Task material:
━━━━━━━━━━━━━━━━━━━━

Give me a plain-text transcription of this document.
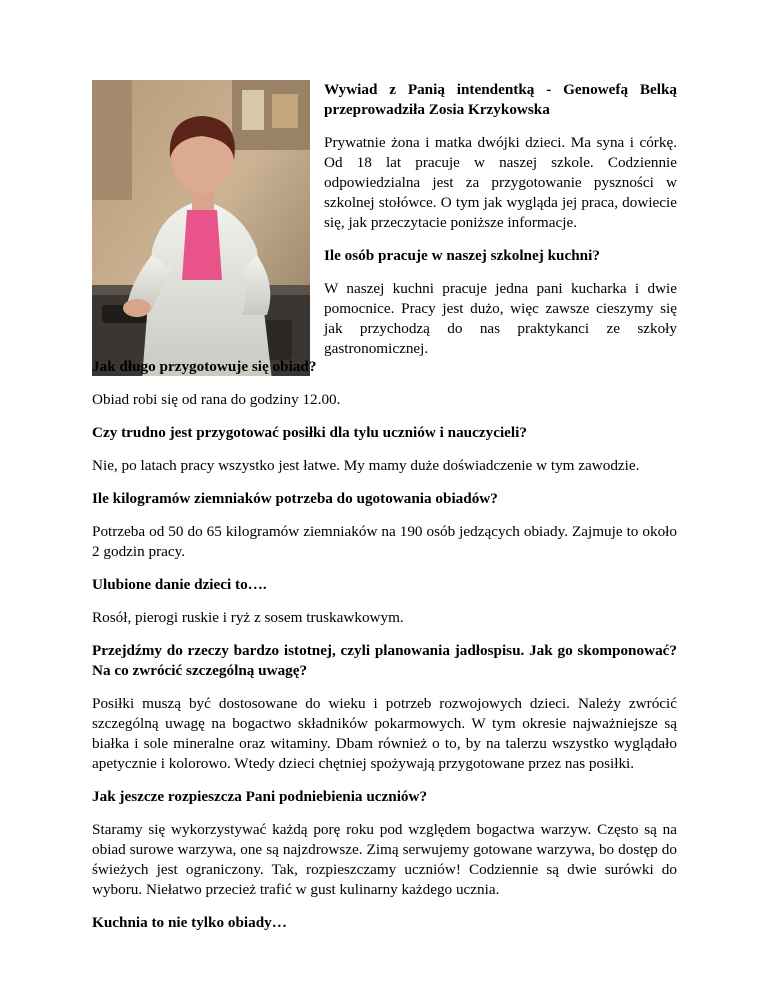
Wywiad z Panią intendentką - Genowefą Belką przeprowadziła Zosia Krzykowska

Prywatnie żona i matka dwójki dzieci. Ma syna i córkę. Od 18 lat pracuje w naszej szkole. Codziennie odpowiedzialna jest za przygotowanie pyszności w szkolnej stołówce. O tym jak wygląda jej praca, dowiecie się, jak przeczytacie poniższe informacje.

Ile osób pracuje w naszej szkolnej kuchni?

W naszej kuchni pracuje jedna pani kucharka i dwie pomocnice. Pracy jest dużo, więc zawsze cieszymy się jak przychodzą do nas praktykanci ze szkoły gastronomicznej.

Jak długo przygotowuje się obiad?

Obiad robi się od rana do godziny 12.00.

Czy trudno jest przygotować posiłki dla tylu uczniów i nauczycieli?

Nie, po latach pracy wszystko jest łatwe. My mamy duże doświadczenie w tym zawodzie.

Ile kilogramów ziemniaków potrzeba do ugotowania obiadów?

Potrzeba od 50 do 65 kilogramów ziemniaków na 190 osób jedzących obiady. Zajmuje to około 2 godzin pracy.

Ulubione danie dzieci to….

Rosół, pierogi ruskie i ryż z sosem truskawkowym.

Przejdźmy do rzeczy bardzo istotnej, czyli planowania jadłospisu. Jak go skomponować? Na co zwrócić szczególną uwagę?

Posiłki muszą być dostosowane do wieku i potrzeb rozwojowych dzieci. Należy zwrócić szczególną uwagę na bogactwo składników pokarmowych. W tym okresie najważniejsze są białka i sole mineralne oraz witaminy. Dbam również o to, by na talerzu wszystko wyglądało apetycznie i kolorowo. Wtedy dzieci chętniej spożywają przygotowane przez nas posiłki.

Jak jeszcze rozpieszcza Pani podniebienia uczniów?

Staramy się wykorzystywać każdą porę roku pod względem bogactwa warzyw. Często są na obiad surowe warzywa, one są najzdrowsze. Zimą serwujemy gotowane warzywa, bo dostęp do świeżych jest ograniczony. Tak, rozpieszczamy uczniów! Codziennie są dwie surówki do wyboru. Niełatwo przecież trafić w gust kulinarny każdego ucznia.

Kuchnia to nie tylko obiady…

━━━━━━━━━━━━━━━━━━━━

Work required: Your task is to retype all the entries exactly and leave out any pictures.

Solution below:
Give me a plain-text transcription of this document.
Wywiad z Panią intendentką - Genowefą Belką przeprowadziła Zosia Krzykowska

Prywatnie żona i matka dwójki dzieci. Ma syna i córkę. Od 18 lat pracuje w naszej szkole. Codziennie odpowiedzialna jest za przygotowanie pyszności w szkolnej stołówce. O tym jak wygląda jej praca, dowiecie się, jak przeczytacie poniższe informacje.

Ile osób pracuje w naszej szkolnej kuchni?

W naszej kuchni pracuje jedna pani kucharka i dwie pomocnice. Pracy jest dużo, więc zawsze cieszymy się jak przychodzą do nas praktykanci ze szkoły gastronomicznej.

Jak długo przygotowuje się obiad?

Obiad robi się od rana do godziny 12.00.

Czy trudno jest przygotować posiłki dla tylu uczniów i nauczycieli?

Nie, po latach pracy wszystko jest łatwe. My mamy duże doświadczenie w tym zawodzie.

Ile kilogramów ziemniaków potrzeba do ugotowania obiadów?

Potrzeba od 50 do 65 kilogramów ziemniaków na 190 osób jedzących obiady. Zajmuje to około 2 godzin pracy.

Ulubione danie dzieci to….

Rosół, pierogi ruskie i ryż z sosem truskawkowym.

Przejdźmy do rzeczy bardzo istotnej, czyli planowania jadłospisu. Jak go skomponować? Na co zwrócić szczególną uwagę?

Posiłki muszą być dostosowane do wieku i potrzeb rozwojowych dzieci. Należy zwrócić szczególną uwagę na bogactwo składników pokarmowych. W tym okresie najważniejsze są białka i sole mineralne oraz witaminy. Dbam również o to, by na talerzu wszystko wyglądało apetycznie i kolorowo. Wtedy dzieci chętniej spożywają przygotowane przez nas posiłki.

Jak jeszcze rozpieszcza Pani podniebienia uczniów?

Staramy się wykorzystywać każdą porę roku pod względem bogactwa warzyw. Często są na obiad surowe warzywa, one są najzdrowsze. Zimą serwujemy gotowane warzywa, bo dostęp do świeżych jest ograniczony. Tak, rozpieszczamy uczniów! Codziennie są dwie surówki do wyboru. Niełatwo przecież trafić w gust kulinarny każdego ucznia.

Kuchnia to nie tylko obiady…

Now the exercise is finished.